GOAL: Extract every line of the material below and reproduce it faithfully.

THE RECORDS:
>> begin
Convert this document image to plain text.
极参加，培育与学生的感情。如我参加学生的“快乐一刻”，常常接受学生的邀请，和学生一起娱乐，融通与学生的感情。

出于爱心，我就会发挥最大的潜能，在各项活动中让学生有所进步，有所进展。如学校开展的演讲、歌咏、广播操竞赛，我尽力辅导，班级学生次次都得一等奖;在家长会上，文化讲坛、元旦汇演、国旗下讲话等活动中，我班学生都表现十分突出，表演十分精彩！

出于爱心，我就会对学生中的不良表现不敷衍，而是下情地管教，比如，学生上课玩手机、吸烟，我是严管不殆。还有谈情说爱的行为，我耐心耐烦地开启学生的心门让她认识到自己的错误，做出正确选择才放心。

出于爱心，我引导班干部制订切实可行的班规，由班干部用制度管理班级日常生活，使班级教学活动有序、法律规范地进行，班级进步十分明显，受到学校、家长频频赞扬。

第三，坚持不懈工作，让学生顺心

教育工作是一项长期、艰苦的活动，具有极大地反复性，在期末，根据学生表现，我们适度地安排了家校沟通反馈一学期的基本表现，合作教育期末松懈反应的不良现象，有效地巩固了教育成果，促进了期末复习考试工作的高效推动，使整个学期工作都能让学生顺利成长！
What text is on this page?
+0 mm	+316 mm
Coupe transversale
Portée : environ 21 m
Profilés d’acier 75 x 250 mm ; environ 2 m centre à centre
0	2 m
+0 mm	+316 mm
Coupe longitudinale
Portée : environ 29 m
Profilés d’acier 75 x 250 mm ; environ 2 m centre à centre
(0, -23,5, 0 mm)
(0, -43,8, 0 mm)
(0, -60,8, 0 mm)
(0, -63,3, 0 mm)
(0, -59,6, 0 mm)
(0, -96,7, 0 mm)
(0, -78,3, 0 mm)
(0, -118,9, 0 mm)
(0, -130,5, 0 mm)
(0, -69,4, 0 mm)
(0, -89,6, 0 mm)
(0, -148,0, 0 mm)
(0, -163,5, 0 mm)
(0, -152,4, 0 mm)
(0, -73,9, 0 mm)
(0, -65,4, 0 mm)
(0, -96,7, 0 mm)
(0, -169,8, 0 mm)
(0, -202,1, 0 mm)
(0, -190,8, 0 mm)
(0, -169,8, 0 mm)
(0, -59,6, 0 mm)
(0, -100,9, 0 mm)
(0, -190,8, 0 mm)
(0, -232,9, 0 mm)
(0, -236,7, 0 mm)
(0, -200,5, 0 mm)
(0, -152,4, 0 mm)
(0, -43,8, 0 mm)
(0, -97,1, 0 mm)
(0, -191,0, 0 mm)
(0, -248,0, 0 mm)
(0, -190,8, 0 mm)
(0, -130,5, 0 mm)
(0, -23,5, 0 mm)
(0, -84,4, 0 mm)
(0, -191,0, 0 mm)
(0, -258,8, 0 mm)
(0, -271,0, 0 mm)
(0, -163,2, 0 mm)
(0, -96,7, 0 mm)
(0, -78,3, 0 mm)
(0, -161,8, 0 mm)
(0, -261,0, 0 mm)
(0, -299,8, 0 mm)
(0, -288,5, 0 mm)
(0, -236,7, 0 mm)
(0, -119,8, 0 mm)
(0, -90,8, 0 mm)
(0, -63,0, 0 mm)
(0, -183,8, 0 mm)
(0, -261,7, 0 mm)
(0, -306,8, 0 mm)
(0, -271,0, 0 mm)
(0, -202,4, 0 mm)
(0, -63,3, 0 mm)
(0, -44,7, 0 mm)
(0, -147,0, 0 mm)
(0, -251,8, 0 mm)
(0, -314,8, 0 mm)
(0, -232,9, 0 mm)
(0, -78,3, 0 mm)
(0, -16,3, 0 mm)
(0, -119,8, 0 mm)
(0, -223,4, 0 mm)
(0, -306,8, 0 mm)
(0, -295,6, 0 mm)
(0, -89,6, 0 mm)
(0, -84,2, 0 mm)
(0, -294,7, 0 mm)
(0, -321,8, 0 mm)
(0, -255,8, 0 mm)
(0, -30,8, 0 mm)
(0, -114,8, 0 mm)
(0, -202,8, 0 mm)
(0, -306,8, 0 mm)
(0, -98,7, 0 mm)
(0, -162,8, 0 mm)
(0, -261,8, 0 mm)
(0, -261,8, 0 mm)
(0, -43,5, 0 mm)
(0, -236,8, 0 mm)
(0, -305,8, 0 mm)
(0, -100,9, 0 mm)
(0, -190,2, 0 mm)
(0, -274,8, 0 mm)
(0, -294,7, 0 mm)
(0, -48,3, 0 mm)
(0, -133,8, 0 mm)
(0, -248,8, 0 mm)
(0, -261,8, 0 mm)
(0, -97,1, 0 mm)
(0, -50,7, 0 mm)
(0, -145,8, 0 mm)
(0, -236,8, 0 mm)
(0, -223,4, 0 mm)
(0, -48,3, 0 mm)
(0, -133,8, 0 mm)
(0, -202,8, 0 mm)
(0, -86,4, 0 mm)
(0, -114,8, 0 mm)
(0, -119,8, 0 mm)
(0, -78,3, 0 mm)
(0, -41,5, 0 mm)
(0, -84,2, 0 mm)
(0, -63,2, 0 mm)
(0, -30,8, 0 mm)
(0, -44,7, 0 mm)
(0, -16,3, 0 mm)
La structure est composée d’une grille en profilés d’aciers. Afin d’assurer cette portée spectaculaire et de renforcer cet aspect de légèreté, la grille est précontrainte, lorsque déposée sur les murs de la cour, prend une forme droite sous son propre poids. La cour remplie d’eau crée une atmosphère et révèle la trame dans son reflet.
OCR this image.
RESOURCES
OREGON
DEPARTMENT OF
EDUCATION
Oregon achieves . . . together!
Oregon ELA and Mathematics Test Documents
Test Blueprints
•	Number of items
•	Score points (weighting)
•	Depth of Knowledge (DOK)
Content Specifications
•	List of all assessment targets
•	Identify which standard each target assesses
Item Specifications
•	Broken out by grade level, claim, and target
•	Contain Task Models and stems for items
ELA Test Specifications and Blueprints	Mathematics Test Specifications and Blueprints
>> end
WORKED ANSWER:
Convert this document image to plain text.
极参加，培育与学生的感情。如我参加学生的“快乐一刻”，常常接受学生的邀请，和学生一起娱乐，融通与学生的感情。

出于爱心，我就会发挥最大的潜能，在各项活动中让学生有所进步，有所进展。如学校开展的演讲、歌咏、广播操竞赛，我尽力辅导，班级学生次次都得一等奖;在家长会上，文化讲坛、元旦汇演、国旗下讲话等活动中，我班学生都表现十分突出，表演十分精彩！

出于爱心，我就会对学生中的不良表现不敷衍，而是下情地管教，比如，学生上课玩手机、吸烟，我是严管不殆。还有谈情说爱的行为，我耐心耐烦地开启学生的心门让她认识到自己的错误，做出正确选择才放心。

出于爱心，我引导班干部制订切实可行的班规，由班干部用制度管理班级日常生活，使班级教学活动有序、法律规范地进行，班级进步十分明显，受到学校、家长频频赞扬。

第三，坚持不懈工作，让学生顺心

教育工作是一项长期、艰苦的活动，具有极大地反复性，在期末，根据学生表现，我们适度地安排了家校沟通反馈一学期的基本表现，合作教育期末松懈反应的不良现象，有效地巩固了教育成果，促进了期末复习考试工作的高效推动，使整个学期工作都能让学生顺利成长！
What text is on this page?
+0 mm	+316 mm
Coupe transversale
Portée : environ 21 m
Profilés d’acier 75 x 250 mm ; environ 2 m centre à centre
0	2 m
+0 mm	+316 mm
Coupe longitudinale
Portée : environ 29 m
Profilés d’acier 75 x 250 mm ; environ 2 m centre à centre
(0, -23,5, 0 mm)
(0, -43,8, 0 mm)
(0, -60,8, 0 mm)
(0, -63,3, 0 mm)
(0, -59,6, 0 mm)
(0, -96,7, 0 mm)
(0, -78,3, 0 mm)
(0, -118,9, 0 mm)
(0, -130,5, 0 mm)
(0, -69,4, 0 mm)
(0, -89,6, 0 mm)
(0, -148,0, 0 mm)
(0, -163,5, 0 mm)
(0, -152,4, 0 mm)
(0, -73,9, 0 mm)
(0, -65,4, 0 mm)
(0, -96,7, 0 mm)
(0, -169,8, 0 mm)
(0, -202,1, 0 mm)
(0, -190,8, 0 mm)
(0, -169,8, 0 mm)
(0, -59,6, 0 mm)
(0, -100,9, 0 mm)
(0, -190,8, 0 mm)
(0, -232,9, 0 mm)
(0, -236,7, 0 mm)
(0, -200,5, 0 mm)
(0, -152,4, 0 mm)
(0, -43,8, 0 mm)
(0, -97,1, 0 mm)
(0, -191,0, 0 mm)
(0, -248,0, 0 mm)
(0, -190,8, 0 mm)
(0, -130,5, 0 mm)
(0, -23,5, 0 mm)
(0, -84,4, 0 mm)
(0, -191,0, 0 mm)
(0, -258,8, 0 mm)
(0, -271,0, 0 mm)
(0, -163,2, 0 mm)
(0, -96,7, 0 mm)
(0, -78,3, 0 mm)
(0, -161,8, 0 mm)
(0, -261,0, 0 mm)
(0, -299,8, 0 mm)
(0, -288,5, 0 mm)
(0, -236,7, 0 mm)
(0, -119,8, 0 mm)
(0, -90,8, 0 mm)
(0, -63,0, 0 mm)
(0, -183,8, 0 mm)
(0, -261,7, 0 mm)
(0, -306,8, 0 mm)
(0, -271,0, 0 mm)
(0, -202,4, 0 mm)
(0, -63,3, 0 mm)
(0, -44,7, 0 mm)
(0, -147,0, 0 mm)
(0, -251,8, 0 mm)
(0, -314,8, 0 mm)
(0, -232,9, 0 mm)
(0, -78,3, 0 mm)
(0, -16,3, 0 mm)
(0, -119,8, 0 mm)
(0, -223,4, 0 mm)
(0, -306,8, 0 mm)
(0, -295,6, 0 mm)
(0, -89,6, 0 mm)
(0, -84,2, 0 mm)
(0, -294,7, 0 mm)
(0, -321,8, 0 mm)
(0, -255,8, 0 mm)
(0, -30,8, 0 mm)
(0, -114,8, 0 mm)
(0, -202,8, 0 mm)
(0, -306,8, 0 mm)
(0, -98,7, 0 mm)
(0, -162,8, 0 mm)
(0, -261,8, 0 mm)
(0, -261,8, 0 mm)
(0, -43,5, 0 mm)
(0, -236,8, 0 mm)
(0, -305,8, 0 mm)
(0, -100,9, 0 mm)
(0, -190,2, 0 mm)
(0, -274,8, 0 mm)
(0, -294,7, 0 mm)
(0, -48,3, 0 mm)
(0, -133,8, 0 mm)
(0, -248,8, 0 mm)
(0, -261,8, 0 mm)
(0, -97,1, 0 mm)
(0, -50,7, 0 mm)
(0, -145,8, 0 mm)
(0, -236,8, 0 mm)
(0, -223,4, 0 mm)
(0, -48,3, 0 mm)
(0, -133,8, 0 mm)
(0, -202,8, 0 mm)
(0, -86,4, 0 mm)
(0, -114,8, 0 mm)
(0, -119,8, 0 mm)
(0, -78,3, 0 mm)
(0, -41,5, 0 mm)
(0, -84,2, 0 mm)
(0, -63,2, 0 mm)
(0, -30,8, 0 mm)
(0, -44,7, 0 mm)
(0, -16,3, 0 mm)
La structure est composée d’une grille en profilés d’aciers. Afin d’assurer cette portée spectaculaire et de renforcer cet aspect de légèreté, la grille est précontrainte, lorsque déposée sur les murs de la cour, prend une forme droite sous son propre poids. La cour remplie d’eau crée une atmosphère et révèle la trame dans son reflet.
OCR this image.
RESOURCES
OREGON
DEPARTMENT OF
EDUCATION
Oregon achieves . . . together!
Oregon ELA and Mathematics Test Documents
Test Blueprints
•	Number of items
•	Score points (weighting)
•	Depth of Knowledge (DOK)
Content Specifications
•	List of all assessment targets
•	Identify which standard each target assesses
Item Specifications
•	Broken out by grade level, claim, and target
•	Contain Task Models and stems for items
ELA Test Specifications and Blueprints	Mathematics Test Specifications and Blueprints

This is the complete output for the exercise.